Exercise details -
Give every line below again, exactly.

***** Record set *****

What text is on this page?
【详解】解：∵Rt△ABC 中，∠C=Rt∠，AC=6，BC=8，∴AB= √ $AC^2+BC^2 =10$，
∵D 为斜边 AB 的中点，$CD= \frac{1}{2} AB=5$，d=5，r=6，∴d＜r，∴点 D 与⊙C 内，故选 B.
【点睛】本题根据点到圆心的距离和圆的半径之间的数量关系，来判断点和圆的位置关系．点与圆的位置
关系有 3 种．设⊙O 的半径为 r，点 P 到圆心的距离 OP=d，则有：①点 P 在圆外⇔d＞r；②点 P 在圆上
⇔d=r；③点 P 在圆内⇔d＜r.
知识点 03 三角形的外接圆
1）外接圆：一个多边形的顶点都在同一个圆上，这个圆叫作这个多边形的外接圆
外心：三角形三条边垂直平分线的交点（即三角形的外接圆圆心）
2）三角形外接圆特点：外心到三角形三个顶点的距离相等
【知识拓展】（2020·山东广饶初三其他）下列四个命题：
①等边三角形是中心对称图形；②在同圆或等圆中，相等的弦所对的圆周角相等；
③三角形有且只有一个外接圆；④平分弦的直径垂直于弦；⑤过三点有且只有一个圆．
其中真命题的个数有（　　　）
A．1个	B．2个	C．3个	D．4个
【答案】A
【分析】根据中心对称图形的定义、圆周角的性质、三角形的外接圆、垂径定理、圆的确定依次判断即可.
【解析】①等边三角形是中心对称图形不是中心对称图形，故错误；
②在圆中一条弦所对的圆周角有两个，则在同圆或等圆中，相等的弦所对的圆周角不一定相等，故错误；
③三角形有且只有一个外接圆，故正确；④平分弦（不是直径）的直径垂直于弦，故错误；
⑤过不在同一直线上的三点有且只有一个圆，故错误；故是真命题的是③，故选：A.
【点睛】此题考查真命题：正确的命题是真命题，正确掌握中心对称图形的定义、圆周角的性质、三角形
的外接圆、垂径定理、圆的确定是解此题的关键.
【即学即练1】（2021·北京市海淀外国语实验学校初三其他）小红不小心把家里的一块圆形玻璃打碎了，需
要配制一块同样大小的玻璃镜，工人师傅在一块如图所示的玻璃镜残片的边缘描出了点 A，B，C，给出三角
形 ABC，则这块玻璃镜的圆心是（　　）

*****

Completed task -
What text is on this page?
【详解】解：∵Rt△ABC 中，∠C=Rt∠，AC=6，BC=8，∴AB= √ $AC^2+BC^2 =10$，
∵D 为斜边 AB 的中点，$CD= \frac{1}{2} AB=5$，d=5，r=6，∴d＜r，∴点 D 与⊙C 内，故选 B.
【点睛】本题根据点到圆心的距离和圆的半径之间的数量关系，来判断点和圆的位置关系．点与圆的位置
关系有 3 种．设⊙O 的半径为 r，点 P 到圆心的距离 OP=d，则有：①点 P 在圆外⇔d＞r；②点 P 在圆上
⇔d=r；③点 P 在圆内⇔d＜r.
知识点 03 三角形的外接圆
1）外接圆：一个多边形的顶点都在同一个圆上，这个圆叫作这个多边形的外接圆
外心：三角形三条边垂直平分线的交点（即三角形的外接圆圆心）
2）三角形外接圆特点：外心到三角形三个顶点的距离相等
【知识拓展】（2020·山东广饶初三其他）下列四个命题：
①等边三角形是中心对称图形；②在同圆或等圆中，相等的弦所对的圆周角相等；
③三角形有且只有一个外接圆；④平分弦的直径垂直于弦；⑤过三点有且只有一个圆．
其中真命题的个数有（　　　）
A．1个	B．2个	C．3个	D．4个
【答案】A
【分析】根据中心对称图形的定义、圆周角的性质、三角形的外接圆、垂径定理、圆的确定依次判断即可.
【解析】①等边三角形是中心对称图形不是中心对称图形，故错误；
②在圆中一条弦所对的圆周角有两个，则在同圆或等圆中，相等的弦所对的圆周角不一定相等，故错误；
③三角形有且只有一个外接圆，故正确；④平分弦（不是直径）的直径垂直于弦，故错误；
⑤过不在同一直线上的三点有且只有一个圆，故错误；故是真命题的是③，故选：A.
【点睛】此题考查真命题：正确的命题是真命题，正确掌握中心对称图形的定义、圆周角的性质、三角形
的外接圆、垂径定理、圆的确定是解此题的关键.
【即学即练1】（2021·北京市海淀外国语实验学校初三其他）小红不小心把家里的一块圆形玻璃打碎了，需
要配制一块同样大小的玻璃镜，工人师傅在一块如图所示的玻璃镜残片的边缘描出了点 A，B，C，给出三角
形 ABC，则这块玻璃镜的圆心是（　　）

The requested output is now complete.